→ **Document passage**:
----

Leonardo da Vinci was an accomplished student of Geometry, Architecture, Optics, Geology, Biology, Physics, Anatomy, Painting, Sculpture, Fashion, Music, Language, Psychology and more. He was the model for what we now think of as ‘Renaissance Man’ [Renaissance Woman, too – Leonardo was a gender-bender in his art and his life] – i.e. with curiosity and accomplishment across a range of discrete knowledges and skills.
The English have a deep mistrust of the polymath, the multi-skilled, Renaissance ‘man’. We think of these as ‘jack/Jill-of-all-trades’, ‘dilettantes’, ‘fly-by-nights’. We revere the specialist, and this is reflected in sharp outline in curriculum – at school and at university. We think of curriculum as a collection of subjects that reflect the specialism of those who are their curators: Maths comes from Mathematicians; Geography comes from Geographers; Music from Musicians…and so on.

----

→ **Entries supplied**:
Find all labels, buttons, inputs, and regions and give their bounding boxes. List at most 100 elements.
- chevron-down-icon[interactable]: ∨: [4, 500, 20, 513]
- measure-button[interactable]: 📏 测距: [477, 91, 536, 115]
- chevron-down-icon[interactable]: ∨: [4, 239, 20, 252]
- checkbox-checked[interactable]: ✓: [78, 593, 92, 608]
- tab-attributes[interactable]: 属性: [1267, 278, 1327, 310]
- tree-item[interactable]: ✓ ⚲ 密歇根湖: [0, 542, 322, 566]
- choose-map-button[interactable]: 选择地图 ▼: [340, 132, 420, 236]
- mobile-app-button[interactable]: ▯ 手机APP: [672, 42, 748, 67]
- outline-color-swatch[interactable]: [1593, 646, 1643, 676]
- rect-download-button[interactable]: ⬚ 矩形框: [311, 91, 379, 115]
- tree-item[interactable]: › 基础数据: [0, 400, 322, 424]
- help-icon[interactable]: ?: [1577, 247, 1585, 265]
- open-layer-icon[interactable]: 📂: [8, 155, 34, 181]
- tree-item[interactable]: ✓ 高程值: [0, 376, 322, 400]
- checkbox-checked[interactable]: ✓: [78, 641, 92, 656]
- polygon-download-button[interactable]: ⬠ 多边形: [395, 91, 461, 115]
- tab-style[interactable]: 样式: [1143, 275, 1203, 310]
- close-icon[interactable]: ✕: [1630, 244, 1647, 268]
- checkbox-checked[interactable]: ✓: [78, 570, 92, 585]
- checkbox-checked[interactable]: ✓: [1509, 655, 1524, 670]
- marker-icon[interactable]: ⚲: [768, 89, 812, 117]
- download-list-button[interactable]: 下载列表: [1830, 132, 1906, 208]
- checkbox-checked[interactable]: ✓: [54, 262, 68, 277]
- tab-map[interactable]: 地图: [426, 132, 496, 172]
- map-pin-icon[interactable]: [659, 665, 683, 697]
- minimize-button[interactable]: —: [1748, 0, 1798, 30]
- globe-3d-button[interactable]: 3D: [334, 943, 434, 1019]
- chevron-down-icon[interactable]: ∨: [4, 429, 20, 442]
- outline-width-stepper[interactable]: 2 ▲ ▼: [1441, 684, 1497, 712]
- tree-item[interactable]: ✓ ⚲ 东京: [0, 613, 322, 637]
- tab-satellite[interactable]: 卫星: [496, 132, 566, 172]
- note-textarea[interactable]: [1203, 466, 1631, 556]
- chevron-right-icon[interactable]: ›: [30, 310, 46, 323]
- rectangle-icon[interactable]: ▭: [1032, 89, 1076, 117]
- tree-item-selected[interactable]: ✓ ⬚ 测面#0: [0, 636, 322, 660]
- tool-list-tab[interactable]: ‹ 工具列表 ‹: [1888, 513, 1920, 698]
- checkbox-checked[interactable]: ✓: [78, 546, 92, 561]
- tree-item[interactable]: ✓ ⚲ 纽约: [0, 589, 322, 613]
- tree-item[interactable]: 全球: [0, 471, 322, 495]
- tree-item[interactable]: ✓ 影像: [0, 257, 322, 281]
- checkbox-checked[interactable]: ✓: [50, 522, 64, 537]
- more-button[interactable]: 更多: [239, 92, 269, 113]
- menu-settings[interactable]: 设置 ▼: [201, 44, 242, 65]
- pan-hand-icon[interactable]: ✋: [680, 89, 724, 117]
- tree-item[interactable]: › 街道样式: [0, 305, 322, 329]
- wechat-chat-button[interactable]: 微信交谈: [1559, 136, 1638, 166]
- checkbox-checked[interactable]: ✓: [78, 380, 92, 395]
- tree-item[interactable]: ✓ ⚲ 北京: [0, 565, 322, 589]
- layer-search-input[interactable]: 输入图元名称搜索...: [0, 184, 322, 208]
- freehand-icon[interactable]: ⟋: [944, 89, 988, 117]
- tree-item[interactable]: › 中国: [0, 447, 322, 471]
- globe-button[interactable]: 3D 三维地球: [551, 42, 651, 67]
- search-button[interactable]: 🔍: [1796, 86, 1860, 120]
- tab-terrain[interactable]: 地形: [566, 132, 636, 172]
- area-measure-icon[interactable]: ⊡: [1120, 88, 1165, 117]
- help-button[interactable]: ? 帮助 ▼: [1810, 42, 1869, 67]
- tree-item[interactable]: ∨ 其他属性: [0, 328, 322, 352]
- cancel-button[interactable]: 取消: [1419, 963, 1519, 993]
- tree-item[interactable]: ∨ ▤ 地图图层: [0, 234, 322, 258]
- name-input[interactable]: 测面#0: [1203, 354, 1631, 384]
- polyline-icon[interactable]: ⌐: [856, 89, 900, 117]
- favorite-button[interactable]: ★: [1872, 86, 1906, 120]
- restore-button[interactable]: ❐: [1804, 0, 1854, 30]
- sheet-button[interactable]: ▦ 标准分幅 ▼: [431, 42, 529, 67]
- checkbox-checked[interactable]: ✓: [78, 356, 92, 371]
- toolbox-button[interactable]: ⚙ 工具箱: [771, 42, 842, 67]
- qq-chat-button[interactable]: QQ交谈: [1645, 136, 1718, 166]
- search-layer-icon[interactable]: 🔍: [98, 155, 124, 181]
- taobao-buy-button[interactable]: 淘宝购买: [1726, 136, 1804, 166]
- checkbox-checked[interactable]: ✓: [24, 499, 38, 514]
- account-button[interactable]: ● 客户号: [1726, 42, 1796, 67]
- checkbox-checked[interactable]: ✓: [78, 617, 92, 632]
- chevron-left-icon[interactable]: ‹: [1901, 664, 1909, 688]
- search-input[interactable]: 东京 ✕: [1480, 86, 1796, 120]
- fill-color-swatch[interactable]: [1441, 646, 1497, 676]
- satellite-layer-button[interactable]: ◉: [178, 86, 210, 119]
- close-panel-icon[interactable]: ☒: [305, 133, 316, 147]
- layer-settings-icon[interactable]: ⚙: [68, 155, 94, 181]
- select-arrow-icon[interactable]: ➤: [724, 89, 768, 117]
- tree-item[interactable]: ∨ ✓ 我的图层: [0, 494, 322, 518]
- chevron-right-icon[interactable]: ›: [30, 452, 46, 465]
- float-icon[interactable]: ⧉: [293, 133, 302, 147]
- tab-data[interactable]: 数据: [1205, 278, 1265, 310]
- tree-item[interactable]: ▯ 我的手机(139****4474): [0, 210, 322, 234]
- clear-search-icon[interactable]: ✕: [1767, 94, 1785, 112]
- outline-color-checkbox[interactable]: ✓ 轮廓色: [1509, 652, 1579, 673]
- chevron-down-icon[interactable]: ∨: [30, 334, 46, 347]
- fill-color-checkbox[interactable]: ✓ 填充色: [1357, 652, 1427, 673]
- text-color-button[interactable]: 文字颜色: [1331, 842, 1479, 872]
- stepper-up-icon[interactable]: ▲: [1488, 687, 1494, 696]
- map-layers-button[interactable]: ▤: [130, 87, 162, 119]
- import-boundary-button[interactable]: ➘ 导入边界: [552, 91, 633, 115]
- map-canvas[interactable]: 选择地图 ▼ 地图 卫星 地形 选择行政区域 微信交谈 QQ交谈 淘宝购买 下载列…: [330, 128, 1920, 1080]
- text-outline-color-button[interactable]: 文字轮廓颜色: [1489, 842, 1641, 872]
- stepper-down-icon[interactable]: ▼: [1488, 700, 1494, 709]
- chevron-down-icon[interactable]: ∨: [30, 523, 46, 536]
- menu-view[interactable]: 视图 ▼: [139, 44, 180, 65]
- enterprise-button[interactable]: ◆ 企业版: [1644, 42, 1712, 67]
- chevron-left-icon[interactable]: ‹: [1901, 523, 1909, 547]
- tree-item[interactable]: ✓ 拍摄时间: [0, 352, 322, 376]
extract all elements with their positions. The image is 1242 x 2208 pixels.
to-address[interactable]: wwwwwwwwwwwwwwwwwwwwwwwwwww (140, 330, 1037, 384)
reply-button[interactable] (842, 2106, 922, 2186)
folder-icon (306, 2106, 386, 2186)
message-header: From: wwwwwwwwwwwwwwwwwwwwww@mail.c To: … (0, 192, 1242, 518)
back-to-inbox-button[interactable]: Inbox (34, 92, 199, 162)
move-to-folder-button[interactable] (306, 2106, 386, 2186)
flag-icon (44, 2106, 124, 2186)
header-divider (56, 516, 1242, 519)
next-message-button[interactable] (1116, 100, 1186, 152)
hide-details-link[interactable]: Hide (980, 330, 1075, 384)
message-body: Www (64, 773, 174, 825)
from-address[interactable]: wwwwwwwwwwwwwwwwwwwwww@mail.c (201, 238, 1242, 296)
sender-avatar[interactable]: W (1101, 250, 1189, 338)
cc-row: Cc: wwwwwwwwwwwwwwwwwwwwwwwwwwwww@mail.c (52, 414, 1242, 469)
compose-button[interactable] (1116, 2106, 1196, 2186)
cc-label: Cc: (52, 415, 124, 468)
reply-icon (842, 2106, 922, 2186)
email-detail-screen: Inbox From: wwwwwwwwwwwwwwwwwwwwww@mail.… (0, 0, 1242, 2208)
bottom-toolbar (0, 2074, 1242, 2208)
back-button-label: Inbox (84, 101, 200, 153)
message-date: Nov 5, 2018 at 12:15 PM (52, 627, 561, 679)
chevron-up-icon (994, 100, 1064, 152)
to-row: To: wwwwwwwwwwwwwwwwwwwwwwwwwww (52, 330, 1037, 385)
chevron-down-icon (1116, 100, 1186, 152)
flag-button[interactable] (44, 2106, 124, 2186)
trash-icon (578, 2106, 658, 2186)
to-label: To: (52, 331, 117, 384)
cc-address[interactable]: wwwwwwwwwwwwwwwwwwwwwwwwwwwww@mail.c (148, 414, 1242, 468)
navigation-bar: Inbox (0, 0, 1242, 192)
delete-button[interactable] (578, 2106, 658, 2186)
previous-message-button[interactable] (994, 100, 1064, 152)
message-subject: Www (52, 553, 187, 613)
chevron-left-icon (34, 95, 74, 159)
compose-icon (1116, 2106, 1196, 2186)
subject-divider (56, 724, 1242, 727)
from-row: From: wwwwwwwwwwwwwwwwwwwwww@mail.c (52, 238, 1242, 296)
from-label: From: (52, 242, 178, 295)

----

→ **Exercise prompt**:
Write the next part of the passage on Leonardo da Vinci and the English preference for specialists, starting after its final sentence.

→ **Written answer**:
Not only this, but the specialists we draw from to construct the school curriculum are of a previous generation. If a school curriculum made up of ‘subjects’ such as Geography, History, Maths, English ever carried an echo of the civic life being prepared in our young people that was, surely, long ago. What kind of contemporary life is informed by that rag-bag of subjects? What challenges and preoccupations confront young people in the 2000s? Just what are we preparing them for? Well – think of a curriculum made up of the following subjects (I’m still thinking of ‘subjects’ with boundaries around them – just for the moment):
- Making relationships built on respect and mutual insight;
- Managing your own, personal economy;
- Understanding your obligations as a citizen in a democracy;
- The ability to interpret news and information;
- The capacity to plan for multiple careers/occupations nd understanding he nature of work and organisation;
- Understanding society and its institutions and how we relate to them;
- Positioning yourself as a global citizen with rights and obligations in a managed environment;
- Understanding the many facets of the environment and how you relate to it;
….and so on.
Look carefully and you will see that nested in these are elements of Geography, History, Maths and all the rest of the so-called disciplines – but nested in them in such a way as to have a context in which to apply them and to understand them in a practical, non-abstract way.
But we are still with ‘subjects’. Leonardo studied all those specialist ‘subjects’ I mentioned above. Was he a ‘jack-of-all-trades’ and ‘master-of-none’?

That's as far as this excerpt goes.